AIM OF THE EXERCISE -> Extract all lines that hold the string "Intensity".

begin

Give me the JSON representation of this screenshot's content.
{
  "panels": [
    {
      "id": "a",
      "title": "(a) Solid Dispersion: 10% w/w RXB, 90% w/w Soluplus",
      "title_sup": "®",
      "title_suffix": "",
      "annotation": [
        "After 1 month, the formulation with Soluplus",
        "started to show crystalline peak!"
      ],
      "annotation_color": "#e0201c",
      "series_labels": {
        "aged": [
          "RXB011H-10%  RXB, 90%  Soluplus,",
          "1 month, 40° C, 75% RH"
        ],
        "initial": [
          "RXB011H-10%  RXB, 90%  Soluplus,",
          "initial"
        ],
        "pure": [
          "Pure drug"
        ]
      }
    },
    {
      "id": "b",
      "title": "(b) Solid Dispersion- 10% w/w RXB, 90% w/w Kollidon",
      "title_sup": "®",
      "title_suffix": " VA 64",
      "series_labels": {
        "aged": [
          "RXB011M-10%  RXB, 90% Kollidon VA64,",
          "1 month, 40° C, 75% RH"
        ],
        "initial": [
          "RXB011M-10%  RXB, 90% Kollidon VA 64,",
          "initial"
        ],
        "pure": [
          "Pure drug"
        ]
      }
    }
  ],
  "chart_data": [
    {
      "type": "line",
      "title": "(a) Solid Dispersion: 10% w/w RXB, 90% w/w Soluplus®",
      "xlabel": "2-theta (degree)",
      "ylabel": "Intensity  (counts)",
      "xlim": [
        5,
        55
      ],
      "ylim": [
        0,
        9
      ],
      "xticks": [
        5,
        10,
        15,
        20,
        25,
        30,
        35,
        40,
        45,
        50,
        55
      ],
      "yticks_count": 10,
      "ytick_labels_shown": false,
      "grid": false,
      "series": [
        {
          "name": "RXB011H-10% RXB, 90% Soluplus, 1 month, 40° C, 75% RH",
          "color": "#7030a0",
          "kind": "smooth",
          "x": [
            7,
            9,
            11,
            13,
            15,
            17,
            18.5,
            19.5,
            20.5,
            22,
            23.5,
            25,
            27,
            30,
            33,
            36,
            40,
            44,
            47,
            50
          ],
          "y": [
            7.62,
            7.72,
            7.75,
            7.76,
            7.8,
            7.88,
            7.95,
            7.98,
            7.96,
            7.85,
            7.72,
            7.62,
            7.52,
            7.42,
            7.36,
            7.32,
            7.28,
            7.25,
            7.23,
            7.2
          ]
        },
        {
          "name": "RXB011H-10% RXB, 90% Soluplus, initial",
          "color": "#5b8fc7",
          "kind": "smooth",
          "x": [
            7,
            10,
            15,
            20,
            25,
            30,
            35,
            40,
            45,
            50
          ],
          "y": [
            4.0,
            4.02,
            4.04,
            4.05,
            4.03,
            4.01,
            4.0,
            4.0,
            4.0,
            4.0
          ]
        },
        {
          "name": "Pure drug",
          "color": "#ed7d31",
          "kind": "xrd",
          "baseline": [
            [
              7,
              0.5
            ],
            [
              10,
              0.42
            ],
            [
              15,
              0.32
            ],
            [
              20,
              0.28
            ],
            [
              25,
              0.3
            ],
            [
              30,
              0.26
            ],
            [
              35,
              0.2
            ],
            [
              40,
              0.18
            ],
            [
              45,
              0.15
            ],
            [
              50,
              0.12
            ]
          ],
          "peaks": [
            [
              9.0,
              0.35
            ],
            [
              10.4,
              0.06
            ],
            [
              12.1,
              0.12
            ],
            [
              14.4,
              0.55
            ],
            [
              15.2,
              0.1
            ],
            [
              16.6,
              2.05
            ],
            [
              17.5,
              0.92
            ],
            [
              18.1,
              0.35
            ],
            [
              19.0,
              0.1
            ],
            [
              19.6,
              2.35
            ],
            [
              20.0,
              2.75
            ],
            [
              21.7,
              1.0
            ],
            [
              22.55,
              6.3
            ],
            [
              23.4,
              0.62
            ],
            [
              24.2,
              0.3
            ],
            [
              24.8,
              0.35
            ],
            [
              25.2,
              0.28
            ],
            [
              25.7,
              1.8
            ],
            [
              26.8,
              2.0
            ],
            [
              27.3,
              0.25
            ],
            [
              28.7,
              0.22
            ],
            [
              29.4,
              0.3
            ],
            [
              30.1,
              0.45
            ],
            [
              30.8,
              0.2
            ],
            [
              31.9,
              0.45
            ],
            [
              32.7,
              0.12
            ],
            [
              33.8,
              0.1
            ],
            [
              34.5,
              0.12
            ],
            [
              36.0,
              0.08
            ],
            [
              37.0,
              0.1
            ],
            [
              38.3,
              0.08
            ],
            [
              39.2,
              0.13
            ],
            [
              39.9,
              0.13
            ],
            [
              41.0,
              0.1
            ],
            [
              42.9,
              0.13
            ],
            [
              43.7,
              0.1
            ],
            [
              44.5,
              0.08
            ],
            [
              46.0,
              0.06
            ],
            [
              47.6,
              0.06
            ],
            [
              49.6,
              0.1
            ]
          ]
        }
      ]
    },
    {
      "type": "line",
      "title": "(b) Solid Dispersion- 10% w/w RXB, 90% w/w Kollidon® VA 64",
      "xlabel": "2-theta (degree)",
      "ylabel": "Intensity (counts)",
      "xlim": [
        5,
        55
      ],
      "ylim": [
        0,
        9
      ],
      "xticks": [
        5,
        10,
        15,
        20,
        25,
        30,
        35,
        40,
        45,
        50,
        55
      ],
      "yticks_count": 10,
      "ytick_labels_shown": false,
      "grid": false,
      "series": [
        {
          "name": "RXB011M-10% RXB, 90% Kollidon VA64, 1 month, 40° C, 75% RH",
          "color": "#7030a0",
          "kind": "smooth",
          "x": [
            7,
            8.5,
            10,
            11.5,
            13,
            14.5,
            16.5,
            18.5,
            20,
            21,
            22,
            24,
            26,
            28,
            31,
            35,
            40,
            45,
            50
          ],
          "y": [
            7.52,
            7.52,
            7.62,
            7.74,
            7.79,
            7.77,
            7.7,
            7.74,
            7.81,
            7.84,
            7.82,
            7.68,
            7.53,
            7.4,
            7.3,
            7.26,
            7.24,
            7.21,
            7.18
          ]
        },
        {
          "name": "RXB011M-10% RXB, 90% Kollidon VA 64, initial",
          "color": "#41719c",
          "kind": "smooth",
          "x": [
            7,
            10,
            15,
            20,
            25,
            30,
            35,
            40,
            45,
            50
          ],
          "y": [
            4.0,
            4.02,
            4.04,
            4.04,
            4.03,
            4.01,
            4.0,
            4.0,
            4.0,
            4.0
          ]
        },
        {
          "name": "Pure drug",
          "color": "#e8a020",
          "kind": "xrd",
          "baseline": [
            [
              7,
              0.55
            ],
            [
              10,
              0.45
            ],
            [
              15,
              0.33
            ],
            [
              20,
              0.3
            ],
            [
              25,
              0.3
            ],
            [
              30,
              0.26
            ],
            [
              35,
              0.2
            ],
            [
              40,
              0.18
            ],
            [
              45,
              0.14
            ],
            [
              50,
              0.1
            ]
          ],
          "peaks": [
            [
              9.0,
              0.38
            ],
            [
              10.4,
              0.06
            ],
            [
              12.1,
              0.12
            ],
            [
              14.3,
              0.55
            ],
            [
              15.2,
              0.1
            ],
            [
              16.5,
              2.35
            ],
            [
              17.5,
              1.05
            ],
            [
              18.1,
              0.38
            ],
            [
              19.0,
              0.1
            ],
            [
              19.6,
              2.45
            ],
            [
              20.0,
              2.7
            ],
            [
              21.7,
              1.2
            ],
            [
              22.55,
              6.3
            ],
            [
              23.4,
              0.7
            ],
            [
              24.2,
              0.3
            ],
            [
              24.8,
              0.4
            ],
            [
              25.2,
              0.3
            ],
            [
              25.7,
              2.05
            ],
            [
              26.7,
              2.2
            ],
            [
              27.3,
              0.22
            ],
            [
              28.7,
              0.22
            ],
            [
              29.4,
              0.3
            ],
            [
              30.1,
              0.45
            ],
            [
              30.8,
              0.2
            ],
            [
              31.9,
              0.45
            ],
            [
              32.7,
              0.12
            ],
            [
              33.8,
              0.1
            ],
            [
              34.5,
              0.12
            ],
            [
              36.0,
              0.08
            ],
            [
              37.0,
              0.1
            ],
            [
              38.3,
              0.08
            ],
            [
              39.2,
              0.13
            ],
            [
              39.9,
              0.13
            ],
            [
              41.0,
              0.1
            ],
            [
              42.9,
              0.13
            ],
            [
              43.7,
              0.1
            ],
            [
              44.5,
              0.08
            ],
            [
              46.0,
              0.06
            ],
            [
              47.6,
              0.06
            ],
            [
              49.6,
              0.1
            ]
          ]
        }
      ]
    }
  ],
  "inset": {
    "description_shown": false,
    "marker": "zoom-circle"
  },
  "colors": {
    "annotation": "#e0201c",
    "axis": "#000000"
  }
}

end

OUTPUT BELOW ->
      "ylabel": "Intensity  (counts)",
      "ylabel": "Intensity (counts)",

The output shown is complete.